◆ Work to do
Copy every line of the records below where the word "name" occurs.
##############################
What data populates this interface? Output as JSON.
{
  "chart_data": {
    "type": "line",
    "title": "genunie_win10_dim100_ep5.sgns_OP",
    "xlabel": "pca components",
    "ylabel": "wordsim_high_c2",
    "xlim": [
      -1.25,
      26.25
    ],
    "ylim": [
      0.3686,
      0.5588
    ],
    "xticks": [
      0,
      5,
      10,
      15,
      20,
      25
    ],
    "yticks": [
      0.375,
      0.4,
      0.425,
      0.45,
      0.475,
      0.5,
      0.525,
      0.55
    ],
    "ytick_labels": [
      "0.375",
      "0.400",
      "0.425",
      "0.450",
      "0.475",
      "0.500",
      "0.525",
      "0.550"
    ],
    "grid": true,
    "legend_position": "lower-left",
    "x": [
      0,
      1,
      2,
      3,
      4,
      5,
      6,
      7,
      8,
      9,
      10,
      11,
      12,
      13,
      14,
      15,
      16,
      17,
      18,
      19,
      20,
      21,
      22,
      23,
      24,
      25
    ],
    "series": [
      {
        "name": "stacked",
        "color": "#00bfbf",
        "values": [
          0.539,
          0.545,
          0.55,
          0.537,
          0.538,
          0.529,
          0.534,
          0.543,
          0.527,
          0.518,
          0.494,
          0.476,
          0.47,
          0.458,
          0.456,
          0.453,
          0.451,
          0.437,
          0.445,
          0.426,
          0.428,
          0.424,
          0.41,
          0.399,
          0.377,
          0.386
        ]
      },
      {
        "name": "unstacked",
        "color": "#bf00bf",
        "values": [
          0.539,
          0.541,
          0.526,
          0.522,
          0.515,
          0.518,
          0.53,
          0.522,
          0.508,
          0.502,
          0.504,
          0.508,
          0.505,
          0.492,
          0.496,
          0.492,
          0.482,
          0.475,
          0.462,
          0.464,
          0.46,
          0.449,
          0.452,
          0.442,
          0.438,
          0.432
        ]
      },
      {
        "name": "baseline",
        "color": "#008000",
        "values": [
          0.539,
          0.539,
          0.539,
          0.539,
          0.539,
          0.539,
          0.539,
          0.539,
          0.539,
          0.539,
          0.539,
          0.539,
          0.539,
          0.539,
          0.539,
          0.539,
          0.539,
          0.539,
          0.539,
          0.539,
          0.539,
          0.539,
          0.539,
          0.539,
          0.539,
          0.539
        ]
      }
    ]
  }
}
##############################
◆ Written response
        "name": "stacked",
        "name": "unstacked",
        "name": "baseline",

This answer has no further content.